** Start of RECORD EXTRACTS **

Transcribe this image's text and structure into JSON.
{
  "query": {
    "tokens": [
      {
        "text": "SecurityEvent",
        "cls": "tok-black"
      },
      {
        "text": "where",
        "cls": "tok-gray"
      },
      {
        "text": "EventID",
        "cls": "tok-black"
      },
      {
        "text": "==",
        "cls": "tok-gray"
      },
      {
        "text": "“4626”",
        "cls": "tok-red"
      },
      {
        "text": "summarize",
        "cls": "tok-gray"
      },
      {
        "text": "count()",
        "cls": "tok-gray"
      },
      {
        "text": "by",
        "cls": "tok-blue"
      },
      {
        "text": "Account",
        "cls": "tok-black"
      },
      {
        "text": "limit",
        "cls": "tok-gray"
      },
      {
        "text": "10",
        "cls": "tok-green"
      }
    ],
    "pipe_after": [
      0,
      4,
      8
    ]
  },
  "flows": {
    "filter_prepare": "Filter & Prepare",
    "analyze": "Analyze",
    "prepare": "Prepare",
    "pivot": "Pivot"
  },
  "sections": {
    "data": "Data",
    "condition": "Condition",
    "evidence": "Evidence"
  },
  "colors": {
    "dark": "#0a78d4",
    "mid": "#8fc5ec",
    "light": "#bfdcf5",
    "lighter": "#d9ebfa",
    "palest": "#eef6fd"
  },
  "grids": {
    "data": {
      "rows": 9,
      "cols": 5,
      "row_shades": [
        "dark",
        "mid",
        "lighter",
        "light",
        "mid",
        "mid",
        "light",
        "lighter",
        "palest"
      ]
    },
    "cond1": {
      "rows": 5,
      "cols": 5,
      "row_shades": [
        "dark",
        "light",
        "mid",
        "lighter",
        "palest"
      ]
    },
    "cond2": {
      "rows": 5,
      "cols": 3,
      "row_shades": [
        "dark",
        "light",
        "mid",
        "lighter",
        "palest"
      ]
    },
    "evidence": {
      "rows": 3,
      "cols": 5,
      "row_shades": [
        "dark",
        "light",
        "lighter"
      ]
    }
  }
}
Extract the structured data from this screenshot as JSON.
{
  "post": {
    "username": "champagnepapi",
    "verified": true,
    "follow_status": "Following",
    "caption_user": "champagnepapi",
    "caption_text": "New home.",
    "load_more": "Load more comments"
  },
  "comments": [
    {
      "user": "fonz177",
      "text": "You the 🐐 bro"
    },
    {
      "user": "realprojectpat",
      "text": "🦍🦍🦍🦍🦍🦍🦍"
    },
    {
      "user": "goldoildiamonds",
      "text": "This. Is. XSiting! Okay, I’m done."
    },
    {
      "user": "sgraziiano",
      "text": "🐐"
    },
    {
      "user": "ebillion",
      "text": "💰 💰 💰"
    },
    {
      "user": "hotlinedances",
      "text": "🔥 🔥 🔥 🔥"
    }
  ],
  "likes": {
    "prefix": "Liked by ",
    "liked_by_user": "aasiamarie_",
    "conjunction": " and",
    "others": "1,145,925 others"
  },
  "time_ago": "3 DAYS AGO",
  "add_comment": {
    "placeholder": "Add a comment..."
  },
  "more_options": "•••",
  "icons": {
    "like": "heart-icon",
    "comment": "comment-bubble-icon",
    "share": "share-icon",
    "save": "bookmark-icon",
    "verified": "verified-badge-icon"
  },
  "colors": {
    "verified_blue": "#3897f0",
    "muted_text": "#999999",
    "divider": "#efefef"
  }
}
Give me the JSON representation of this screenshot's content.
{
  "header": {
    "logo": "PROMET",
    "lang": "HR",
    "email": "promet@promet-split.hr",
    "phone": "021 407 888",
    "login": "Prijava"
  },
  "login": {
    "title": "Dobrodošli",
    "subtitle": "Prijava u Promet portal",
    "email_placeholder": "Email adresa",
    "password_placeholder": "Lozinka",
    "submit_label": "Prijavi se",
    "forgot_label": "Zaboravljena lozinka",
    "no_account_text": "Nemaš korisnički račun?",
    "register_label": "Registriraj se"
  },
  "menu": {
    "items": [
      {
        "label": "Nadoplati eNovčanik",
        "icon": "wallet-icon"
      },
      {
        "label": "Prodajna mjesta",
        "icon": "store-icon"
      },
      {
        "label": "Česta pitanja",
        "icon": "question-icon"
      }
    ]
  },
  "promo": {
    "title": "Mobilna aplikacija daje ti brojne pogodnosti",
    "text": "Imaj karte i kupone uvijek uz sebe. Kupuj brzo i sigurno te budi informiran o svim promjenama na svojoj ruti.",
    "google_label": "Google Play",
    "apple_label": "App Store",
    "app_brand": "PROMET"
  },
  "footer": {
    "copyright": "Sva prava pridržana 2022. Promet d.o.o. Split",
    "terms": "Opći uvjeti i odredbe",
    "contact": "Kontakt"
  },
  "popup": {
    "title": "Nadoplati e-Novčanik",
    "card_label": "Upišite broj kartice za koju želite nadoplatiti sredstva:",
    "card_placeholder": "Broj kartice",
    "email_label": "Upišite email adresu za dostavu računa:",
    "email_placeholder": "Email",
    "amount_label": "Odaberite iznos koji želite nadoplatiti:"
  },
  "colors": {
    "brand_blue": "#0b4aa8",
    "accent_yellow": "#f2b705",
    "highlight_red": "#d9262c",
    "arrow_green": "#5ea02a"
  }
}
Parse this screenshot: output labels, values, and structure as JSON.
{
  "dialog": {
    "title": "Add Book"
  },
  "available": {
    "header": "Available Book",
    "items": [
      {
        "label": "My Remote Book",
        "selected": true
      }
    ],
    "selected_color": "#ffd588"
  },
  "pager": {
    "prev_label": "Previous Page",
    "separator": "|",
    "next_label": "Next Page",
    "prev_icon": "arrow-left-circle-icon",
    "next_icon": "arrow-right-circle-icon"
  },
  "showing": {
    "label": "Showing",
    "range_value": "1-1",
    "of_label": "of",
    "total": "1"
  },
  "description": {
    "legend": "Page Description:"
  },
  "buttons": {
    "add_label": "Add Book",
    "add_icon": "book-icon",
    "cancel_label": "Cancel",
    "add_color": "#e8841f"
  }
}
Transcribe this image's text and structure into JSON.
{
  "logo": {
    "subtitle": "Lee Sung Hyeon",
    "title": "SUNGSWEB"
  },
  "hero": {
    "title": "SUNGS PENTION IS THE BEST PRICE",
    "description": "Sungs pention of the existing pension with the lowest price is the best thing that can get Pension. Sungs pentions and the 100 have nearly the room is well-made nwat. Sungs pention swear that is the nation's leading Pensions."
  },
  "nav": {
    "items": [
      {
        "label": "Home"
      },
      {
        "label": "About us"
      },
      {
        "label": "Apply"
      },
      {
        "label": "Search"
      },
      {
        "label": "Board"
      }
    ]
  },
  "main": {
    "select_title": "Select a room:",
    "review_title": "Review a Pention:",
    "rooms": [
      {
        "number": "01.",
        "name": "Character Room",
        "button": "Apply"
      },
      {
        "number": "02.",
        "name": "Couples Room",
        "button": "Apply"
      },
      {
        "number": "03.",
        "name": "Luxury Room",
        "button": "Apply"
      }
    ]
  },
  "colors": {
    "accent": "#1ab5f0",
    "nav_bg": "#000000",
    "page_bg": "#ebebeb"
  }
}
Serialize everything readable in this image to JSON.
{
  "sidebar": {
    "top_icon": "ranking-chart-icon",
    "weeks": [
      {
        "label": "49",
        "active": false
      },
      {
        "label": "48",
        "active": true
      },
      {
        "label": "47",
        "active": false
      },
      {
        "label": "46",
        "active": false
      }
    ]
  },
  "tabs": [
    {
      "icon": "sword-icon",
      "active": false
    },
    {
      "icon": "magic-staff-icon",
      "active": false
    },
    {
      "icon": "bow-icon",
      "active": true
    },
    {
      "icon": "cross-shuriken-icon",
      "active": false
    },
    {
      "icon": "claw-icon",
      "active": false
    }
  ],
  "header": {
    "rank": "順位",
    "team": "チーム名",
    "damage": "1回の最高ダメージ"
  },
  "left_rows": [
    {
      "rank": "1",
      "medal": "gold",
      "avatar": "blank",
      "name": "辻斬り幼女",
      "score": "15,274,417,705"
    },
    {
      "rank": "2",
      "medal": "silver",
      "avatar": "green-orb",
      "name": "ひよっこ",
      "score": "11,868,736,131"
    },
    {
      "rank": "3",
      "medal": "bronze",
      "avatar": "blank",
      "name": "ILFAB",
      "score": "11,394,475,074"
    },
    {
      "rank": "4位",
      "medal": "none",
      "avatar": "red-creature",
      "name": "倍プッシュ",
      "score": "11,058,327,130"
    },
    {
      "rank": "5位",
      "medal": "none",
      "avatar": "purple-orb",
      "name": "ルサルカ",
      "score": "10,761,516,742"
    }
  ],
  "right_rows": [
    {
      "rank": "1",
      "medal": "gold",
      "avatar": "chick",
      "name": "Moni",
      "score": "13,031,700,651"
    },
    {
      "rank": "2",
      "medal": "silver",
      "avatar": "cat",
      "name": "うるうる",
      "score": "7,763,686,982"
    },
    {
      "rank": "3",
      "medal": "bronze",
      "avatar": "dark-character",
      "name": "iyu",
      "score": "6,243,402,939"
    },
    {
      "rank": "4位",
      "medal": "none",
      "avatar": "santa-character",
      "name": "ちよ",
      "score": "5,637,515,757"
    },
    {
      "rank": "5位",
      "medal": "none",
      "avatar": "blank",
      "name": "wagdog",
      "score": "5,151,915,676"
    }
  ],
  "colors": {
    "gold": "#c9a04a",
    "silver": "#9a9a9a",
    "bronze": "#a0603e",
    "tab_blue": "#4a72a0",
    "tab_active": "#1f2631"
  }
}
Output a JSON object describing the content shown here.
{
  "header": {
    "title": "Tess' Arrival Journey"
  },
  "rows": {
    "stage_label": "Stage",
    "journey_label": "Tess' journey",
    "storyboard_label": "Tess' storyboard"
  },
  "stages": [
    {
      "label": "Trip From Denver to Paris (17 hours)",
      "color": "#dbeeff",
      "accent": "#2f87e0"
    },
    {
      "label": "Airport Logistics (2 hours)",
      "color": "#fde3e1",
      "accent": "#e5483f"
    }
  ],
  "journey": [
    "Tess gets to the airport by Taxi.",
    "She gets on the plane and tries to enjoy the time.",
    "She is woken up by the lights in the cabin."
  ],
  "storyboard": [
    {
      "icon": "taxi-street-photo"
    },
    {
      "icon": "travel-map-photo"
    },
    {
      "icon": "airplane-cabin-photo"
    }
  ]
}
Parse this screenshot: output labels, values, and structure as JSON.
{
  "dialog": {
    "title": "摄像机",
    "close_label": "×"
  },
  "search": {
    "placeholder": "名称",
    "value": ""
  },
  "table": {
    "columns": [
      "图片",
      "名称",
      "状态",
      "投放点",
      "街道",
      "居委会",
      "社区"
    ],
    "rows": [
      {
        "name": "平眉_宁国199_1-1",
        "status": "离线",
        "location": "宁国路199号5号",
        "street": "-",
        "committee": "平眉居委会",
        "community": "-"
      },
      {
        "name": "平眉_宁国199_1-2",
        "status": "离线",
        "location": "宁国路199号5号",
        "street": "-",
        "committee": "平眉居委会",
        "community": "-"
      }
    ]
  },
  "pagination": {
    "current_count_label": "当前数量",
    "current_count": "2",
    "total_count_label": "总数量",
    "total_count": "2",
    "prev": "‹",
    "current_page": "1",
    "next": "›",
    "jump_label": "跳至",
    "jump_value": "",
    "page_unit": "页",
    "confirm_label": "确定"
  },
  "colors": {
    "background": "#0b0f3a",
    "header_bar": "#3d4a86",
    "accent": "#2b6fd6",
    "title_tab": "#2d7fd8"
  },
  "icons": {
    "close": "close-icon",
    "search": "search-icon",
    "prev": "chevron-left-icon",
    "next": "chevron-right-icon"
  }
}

** End of RECORD EXTRACTS **

DO THIS → Say the number of lines in the records above that include the string "screenshot", and no more.

FINAL RESULT → 4